| PROBLEM DESCRIPTION |
Every line with the string "JSON" should be gathered.

| ENTRIES |
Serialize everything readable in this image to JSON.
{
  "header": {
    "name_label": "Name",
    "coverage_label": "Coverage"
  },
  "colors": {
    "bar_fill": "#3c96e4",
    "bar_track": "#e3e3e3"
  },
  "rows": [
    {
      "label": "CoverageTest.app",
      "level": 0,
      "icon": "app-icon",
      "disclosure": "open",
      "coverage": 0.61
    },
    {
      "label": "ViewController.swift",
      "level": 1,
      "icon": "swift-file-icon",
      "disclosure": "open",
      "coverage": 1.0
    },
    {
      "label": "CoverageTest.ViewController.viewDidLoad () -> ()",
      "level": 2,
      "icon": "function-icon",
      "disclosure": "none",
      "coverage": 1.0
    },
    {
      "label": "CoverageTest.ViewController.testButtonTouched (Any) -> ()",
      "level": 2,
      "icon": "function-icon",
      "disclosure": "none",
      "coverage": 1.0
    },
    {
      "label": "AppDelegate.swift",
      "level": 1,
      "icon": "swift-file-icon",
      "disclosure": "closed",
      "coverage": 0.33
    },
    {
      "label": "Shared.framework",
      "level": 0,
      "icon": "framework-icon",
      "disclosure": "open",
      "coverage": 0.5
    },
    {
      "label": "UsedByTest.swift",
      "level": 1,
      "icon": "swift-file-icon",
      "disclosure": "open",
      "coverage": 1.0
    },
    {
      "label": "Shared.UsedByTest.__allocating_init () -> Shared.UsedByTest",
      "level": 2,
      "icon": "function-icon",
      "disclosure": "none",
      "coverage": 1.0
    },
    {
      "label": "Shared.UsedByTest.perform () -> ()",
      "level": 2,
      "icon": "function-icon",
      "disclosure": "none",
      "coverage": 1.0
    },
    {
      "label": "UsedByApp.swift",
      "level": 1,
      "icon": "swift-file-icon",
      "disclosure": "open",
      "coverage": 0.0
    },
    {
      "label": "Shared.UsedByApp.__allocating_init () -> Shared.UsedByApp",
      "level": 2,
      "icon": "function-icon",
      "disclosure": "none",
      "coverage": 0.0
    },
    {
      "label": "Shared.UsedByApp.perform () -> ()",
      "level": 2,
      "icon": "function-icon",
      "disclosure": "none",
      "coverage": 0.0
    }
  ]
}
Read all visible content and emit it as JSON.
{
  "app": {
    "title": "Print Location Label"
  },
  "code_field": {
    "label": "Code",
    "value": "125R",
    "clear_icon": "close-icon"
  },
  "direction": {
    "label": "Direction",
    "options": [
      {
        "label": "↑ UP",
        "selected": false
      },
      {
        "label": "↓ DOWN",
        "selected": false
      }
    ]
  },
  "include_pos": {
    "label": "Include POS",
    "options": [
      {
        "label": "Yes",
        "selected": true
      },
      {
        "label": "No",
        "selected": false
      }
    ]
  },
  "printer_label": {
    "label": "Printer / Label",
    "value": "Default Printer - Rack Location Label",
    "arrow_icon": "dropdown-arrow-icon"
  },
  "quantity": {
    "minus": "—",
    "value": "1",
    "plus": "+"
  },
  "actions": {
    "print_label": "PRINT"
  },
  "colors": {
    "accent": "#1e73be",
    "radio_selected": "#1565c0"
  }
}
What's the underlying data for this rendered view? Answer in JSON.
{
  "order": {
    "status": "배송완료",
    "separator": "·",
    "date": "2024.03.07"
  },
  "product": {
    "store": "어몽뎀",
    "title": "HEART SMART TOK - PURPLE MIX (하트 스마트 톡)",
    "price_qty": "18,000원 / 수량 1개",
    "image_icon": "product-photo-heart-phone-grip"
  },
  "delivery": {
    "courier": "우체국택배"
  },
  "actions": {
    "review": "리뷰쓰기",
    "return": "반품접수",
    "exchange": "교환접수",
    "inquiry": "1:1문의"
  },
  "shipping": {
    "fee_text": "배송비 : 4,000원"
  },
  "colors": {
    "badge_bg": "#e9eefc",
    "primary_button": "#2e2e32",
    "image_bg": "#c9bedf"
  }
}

| SOLUTION FOR THIS TASK |
Serialize everything readable in this image to JSON.
Read all visible content and emit it as JSON.
What's the underlying data for this rendered view? Answer in JSON.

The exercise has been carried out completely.